* Start *

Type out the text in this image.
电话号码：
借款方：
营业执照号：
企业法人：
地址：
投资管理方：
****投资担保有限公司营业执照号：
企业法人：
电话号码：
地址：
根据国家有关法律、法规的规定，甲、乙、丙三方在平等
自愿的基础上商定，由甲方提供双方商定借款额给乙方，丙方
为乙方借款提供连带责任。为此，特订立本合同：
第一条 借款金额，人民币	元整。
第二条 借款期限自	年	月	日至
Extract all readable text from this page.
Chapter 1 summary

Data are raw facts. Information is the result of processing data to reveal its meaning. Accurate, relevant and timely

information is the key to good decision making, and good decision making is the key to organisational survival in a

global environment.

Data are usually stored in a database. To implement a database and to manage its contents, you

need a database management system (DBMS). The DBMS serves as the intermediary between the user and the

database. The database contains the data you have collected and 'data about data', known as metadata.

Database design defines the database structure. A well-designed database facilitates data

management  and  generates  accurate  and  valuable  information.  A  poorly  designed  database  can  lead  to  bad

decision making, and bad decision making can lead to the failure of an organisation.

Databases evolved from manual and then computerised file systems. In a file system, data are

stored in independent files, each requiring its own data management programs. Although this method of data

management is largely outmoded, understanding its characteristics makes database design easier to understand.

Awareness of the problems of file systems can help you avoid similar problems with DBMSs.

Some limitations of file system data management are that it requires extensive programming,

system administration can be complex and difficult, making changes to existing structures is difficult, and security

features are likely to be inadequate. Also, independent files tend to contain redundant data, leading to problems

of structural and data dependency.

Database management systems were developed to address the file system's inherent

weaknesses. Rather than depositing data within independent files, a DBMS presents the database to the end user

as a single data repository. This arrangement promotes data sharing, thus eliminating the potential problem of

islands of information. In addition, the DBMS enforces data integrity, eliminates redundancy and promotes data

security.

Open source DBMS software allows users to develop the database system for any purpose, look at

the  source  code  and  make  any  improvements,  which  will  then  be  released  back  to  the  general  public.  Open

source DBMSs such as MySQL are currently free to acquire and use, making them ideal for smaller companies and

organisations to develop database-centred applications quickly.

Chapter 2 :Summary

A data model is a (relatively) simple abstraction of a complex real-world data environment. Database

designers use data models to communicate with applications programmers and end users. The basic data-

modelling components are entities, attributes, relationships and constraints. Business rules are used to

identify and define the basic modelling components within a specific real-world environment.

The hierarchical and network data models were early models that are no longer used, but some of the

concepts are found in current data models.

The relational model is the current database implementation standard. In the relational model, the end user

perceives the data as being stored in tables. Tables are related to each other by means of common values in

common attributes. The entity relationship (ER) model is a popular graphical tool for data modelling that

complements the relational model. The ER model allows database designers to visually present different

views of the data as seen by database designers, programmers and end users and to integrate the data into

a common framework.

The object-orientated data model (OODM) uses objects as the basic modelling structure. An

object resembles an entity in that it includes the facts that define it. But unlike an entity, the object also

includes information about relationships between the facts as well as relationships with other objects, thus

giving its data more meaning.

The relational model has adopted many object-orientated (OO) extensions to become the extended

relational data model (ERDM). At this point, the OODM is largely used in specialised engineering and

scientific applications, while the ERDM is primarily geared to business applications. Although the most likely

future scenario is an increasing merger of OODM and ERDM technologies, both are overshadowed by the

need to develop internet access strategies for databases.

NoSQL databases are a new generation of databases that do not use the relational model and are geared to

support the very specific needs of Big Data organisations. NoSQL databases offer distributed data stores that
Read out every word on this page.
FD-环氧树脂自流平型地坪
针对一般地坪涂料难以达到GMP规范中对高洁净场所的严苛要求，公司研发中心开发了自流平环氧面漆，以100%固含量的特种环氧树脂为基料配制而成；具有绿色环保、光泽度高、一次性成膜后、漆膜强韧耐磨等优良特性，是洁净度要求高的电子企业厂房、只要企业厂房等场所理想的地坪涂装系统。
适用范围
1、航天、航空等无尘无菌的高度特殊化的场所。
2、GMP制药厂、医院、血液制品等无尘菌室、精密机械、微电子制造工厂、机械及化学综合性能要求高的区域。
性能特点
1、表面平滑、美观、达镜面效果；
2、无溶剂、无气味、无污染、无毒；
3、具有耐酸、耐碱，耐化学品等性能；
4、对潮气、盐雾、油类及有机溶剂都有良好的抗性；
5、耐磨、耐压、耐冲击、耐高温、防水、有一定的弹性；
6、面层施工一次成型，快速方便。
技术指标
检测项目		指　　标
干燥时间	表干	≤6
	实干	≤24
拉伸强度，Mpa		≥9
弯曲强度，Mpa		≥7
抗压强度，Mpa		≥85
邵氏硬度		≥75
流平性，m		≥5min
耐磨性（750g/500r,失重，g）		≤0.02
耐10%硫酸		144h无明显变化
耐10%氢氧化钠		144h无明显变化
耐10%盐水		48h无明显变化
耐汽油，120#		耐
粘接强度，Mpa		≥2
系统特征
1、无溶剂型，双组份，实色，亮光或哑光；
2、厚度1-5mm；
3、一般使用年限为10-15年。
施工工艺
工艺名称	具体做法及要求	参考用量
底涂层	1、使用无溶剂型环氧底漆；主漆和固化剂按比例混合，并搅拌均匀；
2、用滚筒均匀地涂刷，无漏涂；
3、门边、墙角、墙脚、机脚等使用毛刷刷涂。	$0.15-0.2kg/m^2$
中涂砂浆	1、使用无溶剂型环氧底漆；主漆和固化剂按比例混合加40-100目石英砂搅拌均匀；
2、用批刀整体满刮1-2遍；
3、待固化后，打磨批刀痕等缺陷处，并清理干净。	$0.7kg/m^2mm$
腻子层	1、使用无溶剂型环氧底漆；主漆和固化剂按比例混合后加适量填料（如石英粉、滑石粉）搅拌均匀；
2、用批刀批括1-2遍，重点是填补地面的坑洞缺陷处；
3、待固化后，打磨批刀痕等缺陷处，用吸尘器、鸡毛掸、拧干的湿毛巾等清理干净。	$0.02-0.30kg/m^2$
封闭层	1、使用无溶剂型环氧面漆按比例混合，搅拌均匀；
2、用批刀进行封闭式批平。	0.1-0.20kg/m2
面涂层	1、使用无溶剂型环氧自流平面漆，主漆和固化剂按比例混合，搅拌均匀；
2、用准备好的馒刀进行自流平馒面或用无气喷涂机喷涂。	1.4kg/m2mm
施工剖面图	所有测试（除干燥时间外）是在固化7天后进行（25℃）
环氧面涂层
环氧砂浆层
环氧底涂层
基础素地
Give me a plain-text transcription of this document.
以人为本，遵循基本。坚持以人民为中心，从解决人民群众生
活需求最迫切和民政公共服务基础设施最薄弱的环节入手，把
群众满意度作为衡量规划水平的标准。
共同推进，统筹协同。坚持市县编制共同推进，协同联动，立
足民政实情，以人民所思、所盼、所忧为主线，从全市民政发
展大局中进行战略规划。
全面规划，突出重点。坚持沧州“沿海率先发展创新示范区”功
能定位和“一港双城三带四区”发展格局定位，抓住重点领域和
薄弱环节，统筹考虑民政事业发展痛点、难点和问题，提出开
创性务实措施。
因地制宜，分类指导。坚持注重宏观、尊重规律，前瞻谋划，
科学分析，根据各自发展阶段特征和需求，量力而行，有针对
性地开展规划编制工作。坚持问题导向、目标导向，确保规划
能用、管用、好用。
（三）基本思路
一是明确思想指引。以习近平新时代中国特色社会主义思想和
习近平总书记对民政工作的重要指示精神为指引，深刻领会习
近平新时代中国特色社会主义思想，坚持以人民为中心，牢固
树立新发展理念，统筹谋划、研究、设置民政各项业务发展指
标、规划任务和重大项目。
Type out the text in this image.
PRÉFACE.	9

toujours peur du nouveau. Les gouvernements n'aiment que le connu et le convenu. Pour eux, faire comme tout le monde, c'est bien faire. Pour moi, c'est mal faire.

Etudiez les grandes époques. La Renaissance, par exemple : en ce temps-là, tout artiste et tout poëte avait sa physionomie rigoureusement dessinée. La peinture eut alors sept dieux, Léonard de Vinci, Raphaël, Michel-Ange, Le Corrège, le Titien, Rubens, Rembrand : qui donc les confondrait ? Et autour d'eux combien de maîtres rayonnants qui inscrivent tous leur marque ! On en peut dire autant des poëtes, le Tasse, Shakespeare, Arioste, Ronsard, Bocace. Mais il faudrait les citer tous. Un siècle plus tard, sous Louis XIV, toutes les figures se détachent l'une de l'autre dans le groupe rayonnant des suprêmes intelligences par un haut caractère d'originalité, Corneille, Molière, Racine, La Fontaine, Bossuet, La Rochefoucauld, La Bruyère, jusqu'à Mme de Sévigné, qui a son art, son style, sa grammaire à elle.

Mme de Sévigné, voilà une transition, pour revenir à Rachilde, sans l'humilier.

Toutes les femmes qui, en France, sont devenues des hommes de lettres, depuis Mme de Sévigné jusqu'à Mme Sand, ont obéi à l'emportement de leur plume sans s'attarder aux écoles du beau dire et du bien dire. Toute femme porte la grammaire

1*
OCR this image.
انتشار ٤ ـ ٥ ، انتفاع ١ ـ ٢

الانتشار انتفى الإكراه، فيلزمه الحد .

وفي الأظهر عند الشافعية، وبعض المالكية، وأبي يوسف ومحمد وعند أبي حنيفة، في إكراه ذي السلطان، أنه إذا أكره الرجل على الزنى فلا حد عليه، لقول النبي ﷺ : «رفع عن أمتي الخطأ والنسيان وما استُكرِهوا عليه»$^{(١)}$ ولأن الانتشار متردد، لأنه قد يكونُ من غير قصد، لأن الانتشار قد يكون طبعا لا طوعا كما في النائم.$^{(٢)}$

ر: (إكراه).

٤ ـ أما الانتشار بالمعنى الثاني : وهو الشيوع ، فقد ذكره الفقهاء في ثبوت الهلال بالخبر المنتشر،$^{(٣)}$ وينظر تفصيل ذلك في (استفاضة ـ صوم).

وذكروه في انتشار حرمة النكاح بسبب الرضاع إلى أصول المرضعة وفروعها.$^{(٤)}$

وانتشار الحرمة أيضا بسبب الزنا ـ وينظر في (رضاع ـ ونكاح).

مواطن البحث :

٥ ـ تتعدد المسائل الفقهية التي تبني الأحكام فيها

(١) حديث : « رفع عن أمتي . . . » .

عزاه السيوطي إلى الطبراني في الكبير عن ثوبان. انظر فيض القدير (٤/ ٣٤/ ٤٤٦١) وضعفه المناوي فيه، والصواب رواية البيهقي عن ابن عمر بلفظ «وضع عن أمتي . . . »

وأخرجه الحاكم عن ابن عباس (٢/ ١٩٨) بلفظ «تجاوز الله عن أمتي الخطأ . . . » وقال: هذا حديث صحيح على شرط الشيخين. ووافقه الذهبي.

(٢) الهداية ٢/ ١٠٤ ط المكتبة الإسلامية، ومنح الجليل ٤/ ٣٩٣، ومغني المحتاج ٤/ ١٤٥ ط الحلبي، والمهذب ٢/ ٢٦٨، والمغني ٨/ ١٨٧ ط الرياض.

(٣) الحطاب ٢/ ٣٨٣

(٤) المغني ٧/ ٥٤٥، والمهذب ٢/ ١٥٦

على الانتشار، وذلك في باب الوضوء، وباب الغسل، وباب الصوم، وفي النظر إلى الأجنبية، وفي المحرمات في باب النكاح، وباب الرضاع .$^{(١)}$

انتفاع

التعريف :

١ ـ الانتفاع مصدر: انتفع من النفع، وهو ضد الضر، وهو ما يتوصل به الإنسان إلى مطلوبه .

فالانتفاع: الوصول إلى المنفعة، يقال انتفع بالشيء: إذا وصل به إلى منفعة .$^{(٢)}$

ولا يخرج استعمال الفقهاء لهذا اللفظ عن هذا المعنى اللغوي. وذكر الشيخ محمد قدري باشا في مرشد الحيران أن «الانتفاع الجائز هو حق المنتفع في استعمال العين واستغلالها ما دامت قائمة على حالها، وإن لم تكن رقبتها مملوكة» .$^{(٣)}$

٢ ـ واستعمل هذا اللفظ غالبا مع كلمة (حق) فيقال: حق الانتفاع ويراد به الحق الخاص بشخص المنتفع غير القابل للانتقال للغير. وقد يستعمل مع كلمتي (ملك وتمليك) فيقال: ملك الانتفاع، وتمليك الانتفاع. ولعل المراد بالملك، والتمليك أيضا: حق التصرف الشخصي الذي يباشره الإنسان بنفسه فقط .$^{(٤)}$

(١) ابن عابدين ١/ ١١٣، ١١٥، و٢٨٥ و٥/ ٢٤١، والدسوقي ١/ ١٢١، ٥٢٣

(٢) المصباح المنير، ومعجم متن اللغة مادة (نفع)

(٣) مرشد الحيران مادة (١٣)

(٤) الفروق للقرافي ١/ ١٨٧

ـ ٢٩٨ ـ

* End *

## WHAT TO WORK ON:
From the data above, count the lines where "Sévigné" occurs and give that figure and nothing else.

## EXERCISE RESULT:
3